**SET OF TASKS**
a – Return, word for word, the stretch of the album review below from "In the horror" through "wont stay dead.".
b – According to the album review below, what pushed the release of Clipping's "part two" to the following Halloween season?

**STUDY TEXT**
In the horror genre, sequels are perfunctory. As the insufferable film bro Randy explains in Scream 2, “There are certain rules that one must abide by in order to create a successful sequel. Number one: the body count is always bigger. Number two: the death scenes are always much more elaborate—more blood, more gore. Carnage candy. And number three: never, ever, under any circumstances, assume the killer is dead.” Last Halloween, Los Angeles experimental rap mainstays Clipping ended their three-year silence with the horrorcore-inspired album There Existed an Addiction to Blood. This October, rapper Daveed Diggs, and producers Jonathan Snipes and William Hutson return with an even higher body count, more elaborate kills, and monsters that just wont stay dead.
Visions of Bodies Being Burned is less a sequel than it is the second half of a planned diptych. It turns out, Clipping took to the thematic material of horrorcore like vampires to grave soil. In the years following Splendor & Misery—the bands acclaimed dystopian science fiction-rap epic—they simply made too many songs for one album. Before the release of There Existed an Addiction to Blood, Clipping and Sub Pop Records divided the material up into two albums, designed to be released only months apart. However, a global pandemic and multiple canceled tours pushed the release of the projects “part two” until the following Halloween season.
Visions of Bodies Being Burned contains sixteen more scary stories disguised as rap songs, incorporating as much influence from Ernest Dickerson, Clive Barker, and Shirley Jackson as it does from Three 6 Mafia, Bone Thugs-N-Harmony, and Brotha Lynch Hung. Clipping are never critical of their cultural references. Their angular, shattered interpretations of existing musical styles are always deferential, driven by fandom for the object of study rather than disdain for it. Clipping reimagine horrorcore—the purposely absurdist hip-hop subgenre that flourished in the 1990s—the way Jordan Peele does horror cinema: by twisting beloved tropes to make explicit their own radical politics of monstrosity, fear, and the uncanny.

**DATASET EXTRACT**
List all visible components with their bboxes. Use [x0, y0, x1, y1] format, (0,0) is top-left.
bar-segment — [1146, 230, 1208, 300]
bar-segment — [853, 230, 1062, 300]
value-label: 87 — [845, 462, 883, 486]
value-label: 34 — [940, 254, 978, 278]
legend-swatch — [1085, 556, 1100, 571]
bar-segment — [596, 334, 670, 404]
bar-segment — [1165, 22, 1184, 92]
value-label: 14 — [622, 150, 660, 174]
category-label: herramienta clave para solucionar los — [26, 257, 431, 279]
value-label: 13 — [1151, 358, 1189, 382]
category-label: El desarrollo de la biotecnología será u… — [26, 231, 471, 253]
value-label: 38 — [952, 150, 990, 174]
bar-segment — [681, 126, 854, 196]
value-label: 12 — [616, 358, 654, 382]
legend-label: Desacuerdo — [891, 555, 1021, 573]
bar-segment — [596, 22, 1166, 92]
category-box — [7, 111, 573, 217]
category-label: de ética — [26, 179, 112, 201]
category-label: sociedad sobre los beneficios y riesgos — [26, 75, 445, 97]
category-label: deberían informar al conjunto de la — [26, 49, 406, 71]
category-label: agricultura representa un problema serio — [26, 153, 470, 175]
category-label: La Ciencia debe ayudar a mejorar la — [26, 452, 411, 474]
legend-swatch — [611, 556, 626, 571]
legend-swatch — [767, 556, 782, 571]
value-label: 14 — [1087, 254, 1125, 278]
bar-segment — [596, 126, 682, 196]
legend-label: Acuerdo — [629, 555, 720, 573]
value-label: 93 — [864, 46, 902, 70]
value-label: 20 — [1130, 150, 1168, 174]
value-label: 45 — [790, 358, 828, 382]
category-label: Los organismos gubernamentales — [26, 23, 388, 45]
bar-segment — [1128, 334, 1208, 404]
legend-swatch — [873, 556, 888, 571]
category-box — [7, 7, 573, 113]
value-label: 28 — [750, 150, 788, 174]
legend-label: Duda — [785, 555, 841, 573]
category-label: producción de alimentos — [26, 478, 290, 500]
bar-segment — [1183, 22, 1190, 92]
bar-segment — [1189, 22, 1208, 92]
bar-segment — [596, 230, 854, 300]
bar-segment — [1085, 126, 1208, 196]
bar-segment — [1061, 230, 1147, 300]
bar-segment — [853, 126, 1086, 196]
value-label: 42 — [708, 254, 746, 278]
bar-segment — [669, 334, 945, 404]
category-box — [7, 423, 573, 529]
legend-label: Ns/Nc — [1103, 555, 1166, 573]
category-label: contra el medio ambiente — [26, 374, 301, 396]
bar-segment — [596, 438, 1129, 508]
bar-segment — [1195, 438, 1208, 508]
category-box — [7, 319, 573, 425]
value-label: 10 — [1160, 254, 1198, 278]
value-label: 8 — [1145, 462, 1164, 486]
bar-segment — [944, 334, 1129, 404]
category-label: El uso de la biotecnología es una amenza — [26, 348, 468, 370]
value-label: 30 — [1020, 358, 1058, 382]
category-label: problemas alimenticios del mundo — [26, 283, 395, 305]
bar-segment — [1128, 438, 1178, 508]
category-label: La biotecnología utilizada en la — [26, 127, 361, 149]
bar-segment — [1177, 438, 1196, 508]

**TASK RESULTS**
a –
In the horror genre, sequels are perfunctory. As the insufferable film bro Randy explains in Scream 2, “There are certain rules that one must abide by in order to create a successful sequel. Number one: the body count is always bigger. Number two: the death scenes are always much more elaborate—more blood, more gore. Carnage candy. And number three: never, ever, under any circumstances, assume the killer is dead.” Last Halloween, Los Angeles experimental rap mainstays Clipping ended their three-year silence with the horrorcore-inspired album There Existed an Addiction to Blood. This October, rapper Daveed Diggs, and producers Jonathan Snipes and William Hutson return with an even higher body count, more elaborate kills, and monsters that just wont stay dead.

b – A global pandemic and multiple canceled tours.